PROBLEM TO SOLVE » Count the lines below that contain the word "všickni" and give only that number.

(Lines of data)
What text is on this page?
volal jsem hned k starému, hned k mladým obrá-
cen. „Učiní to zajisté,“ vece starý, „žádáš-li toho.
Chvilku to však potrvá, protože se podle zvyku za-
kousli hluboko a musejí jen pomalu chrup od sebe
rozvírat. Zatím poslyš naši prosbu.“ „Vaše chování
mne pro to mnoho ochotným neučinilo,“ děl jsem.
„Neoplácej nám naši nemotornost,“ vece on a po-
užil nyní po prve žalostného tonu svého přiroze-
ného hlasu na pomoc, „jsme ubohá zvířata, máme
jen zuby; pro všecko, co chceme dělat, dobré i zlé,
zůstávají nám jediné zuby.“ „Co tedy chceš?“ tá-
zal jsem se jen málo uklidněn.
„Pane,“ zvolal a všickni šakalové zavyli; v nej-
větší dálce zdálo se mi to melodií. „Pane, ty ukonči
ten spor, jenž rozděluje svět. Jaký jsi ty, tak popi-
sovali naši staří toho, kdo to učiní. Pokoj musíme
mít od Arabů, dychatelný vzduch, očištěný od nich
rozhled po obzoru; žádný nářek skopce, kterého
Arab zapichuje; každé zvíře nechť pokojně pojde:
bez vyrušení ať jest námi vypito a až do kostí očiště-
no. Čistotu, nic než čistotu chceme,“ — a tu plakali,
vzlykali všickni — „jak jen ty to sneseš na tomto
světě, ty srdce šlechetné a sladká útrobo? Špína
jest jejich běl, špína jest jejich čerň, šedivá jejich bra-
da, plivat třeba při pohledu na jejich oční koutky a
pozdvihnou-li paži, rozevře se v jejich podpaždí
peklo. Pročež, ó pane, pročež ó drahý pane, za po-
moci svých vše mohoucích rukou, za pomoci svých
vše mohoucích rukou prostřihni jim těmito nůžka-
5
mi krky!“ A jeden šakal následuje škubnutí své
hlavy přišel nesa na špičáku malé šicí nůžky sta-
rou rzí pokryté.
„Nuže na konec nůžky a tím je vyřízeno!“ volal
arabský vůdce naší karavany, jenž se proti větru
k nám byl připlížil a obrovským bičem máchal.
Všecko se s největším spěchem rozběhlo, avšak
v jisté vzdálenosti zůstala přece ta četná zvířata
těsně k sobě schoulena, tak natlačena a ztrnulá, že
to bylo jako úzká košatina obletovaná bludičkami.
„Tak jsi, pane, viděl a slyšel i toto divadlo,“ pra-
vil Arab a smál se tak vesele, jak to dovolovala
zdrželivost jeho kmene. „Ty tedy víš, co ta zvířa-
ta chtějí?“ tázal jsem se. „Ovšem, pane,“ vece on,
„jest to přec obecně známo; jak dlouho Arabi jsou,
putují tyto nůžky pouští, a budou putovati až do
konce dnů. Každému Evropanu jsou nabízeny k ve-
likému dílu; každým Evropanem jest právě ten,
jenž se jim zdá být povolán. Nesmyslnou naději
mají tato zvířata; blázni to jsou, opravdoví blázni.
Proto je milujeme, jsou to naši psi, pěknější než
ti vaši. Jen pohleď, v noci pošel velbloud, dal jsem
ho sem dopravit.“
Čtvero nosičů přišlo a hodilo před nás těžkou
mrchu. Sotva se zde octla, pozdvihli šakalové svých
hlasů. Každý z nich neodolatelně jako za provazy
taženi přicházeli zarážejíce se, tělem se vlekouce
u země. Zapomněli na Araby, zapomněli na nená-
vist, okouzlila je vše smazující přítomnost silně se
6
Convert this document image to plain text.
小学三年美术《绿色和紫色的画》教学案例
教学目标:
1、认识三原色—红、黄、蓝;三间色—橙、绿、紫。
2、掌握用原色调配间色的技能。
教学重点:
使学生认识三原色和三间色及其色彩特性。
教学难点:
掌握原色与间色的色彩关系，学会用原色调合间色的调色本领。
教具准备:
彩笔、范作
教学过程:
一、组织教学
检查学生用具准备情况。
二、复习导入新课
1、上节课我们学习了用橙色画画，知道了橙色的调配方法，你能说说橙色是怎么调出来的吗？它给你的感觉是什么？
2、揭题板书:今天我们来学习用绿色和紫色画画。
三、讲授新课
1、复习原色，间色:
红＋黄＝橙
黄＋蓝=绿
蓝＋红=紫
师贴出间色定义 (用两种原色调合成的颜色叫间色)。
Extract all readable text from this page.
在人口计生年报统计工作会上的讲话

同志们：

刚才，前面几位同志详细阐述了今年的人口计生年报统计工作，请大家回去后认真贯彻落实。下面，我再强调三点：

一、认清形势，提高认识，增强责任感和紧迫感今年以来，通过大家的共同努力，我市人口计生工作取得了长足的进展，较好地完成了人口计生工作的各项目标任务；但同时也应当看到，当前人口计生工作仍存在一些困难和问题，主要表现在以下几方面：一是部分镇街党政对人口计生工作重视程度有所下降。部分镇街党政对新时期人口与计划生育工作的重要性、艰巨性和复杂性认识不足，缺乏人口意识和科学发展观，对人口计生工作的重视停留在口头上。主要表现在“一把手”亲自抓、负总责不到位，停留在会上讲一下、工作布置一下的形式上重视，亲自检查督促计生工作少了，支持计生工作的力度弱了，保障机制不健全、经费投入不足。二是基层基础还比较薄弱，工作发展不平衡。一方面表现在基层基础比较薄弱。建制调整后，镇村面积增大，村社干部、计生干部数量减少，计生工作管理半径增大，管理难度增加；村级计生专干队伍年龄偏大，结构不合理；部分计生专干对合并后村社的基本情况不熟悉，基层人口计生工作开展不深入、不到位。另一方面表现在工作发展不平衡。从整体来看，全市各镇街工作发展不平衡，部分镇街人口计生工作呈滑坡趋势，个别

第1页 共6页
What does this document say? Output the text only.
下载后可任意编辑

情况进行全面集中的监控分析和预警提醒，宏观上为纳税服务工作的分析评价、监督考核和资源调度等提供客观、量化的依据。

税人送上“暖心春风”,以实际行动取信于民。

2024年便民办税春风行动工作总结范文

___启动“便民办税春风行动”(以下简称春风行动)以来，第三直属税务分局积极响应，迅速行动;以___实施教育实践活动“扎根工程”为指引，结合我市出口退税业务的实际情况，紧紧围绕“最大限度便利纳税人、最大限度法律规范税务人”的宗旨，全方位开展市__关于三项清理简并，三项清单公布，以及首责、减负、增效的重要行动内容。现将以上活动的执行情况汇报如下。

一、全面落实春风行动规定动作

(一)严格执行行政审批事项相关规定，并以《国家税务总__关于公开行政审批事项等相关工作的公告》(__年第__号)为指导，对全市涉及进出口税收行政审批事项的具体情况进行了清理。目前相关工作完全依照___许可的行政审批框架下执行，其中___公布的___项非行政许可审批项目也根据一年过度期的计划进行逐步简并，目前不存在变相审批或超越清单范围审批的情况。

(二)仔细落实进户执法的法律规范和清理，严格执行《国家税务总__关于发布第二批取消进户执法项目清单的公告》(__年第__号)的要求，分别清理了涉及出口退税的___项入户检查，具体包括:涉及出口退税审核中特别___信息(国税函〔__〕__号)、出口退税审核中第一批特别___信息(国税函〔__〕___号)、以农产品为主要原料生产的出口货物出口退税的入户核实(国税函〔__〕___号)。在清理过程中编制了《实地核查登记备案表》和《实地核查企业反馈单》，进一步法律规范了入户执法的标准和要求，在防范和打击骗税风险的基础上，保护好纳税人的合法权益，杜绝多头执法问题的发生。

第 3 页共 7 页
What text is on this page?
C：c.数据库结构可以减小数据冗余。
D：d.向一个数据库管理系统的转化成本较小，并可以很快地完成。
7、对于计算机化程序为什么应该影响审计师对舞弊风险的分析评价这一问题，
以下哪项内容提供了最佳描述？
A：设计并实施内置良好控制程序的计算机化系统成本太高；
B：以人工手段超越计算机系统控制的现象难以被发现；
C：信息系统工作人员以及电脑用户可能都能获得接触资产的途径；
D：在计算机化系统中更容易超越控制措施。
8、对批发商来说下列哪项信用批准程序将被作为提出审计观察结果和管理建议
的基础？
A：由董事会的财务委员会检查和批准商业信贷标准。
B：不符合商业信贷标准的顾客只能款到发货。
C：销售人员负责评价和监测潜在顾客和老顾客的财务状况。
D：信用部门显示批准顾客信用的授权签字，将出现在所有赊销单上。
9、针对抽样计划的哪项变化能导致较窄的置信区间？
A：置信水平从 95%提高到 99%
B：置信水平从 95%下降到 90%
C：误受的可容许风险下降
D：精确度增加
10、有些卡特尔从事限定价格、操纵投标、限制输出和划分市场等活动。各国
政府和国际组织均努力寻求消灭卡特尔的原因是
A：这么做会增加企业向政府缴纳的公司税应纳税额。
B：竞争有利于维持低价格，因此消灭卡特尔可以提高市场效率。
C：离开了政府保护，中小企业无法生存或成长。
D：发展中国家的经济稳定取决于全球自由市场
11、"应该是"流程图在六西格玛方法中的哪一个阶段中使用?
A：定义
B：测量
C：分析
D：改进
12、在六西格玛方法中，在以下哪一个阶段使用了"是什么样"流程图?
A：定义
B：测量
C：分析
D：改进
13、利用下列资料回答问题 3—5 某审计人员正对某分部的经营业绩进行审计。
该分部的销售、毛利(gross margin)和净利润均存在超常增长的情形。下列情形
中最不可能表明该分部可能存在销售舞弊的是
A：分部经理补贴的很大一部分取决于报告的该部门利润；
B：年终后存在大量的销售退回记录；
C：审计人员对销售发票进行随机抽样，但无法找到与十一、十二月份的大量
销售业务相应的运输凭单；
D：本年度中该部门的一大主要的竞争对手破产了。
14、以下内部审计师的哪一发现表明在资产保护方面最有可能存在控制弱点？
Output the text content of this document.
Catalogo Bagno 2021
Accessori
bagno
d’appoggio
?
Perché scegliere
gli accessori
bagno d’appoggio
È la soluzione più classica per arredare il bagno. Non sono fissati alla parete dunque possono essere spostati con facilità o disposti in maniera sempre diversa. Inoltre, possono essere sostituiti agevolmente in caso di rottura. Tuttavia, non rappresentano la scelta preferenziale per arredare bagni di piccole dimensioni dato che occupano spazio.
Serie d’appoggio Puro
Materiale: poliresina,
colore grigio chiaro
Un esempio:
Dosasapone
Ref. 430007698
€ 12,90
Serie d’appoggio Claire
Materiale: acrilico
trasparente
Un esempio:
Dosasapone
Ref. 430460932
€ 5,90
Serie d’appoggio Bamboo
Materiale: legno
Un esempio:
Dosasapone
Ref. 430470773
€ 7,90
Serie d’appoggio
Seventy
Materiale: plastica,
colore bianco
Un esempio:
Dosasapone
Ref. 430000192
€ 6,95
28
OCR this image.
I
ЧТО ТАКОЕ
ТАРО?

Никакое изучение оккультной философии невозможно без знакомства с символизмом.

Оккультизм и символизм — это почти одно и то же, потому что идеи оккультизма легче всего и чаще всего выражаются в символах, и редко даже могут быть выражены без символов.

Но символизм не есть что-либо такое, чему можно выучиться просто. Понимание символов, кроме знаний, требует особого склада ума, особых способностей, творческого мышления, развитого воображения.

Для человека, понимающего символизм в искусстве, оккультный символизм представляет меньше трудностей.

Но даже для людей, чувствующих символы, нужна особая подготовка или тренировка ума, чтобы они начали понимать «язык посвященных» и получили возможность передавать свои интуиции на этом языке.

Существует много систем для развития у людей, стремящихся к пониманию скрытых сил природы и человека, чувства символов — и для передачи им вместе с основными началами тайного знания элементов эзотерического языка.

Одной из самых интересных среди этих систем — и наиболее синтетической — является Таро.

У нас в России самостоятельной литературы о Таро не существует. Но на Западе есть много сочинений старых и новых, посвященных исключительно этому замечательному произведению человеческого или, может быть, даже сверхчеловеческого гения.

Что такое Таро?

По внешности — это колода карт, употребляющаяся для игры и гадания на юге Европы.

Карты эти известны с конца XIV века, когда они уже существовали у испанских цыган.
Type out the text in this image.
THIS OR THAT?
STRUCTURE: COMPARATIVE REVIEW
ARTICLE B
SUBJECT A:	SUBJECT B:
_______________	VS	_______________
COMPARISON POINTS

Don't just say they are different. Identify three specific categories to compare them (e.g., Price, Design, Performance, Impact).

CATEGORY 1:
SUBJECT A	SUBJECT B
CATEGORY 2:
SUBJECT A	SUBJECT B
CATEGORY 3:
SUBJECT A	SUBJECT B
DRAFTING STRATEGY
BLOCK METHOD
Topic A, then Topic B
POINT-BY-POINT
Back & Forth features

WRITTEN ANSWER » 2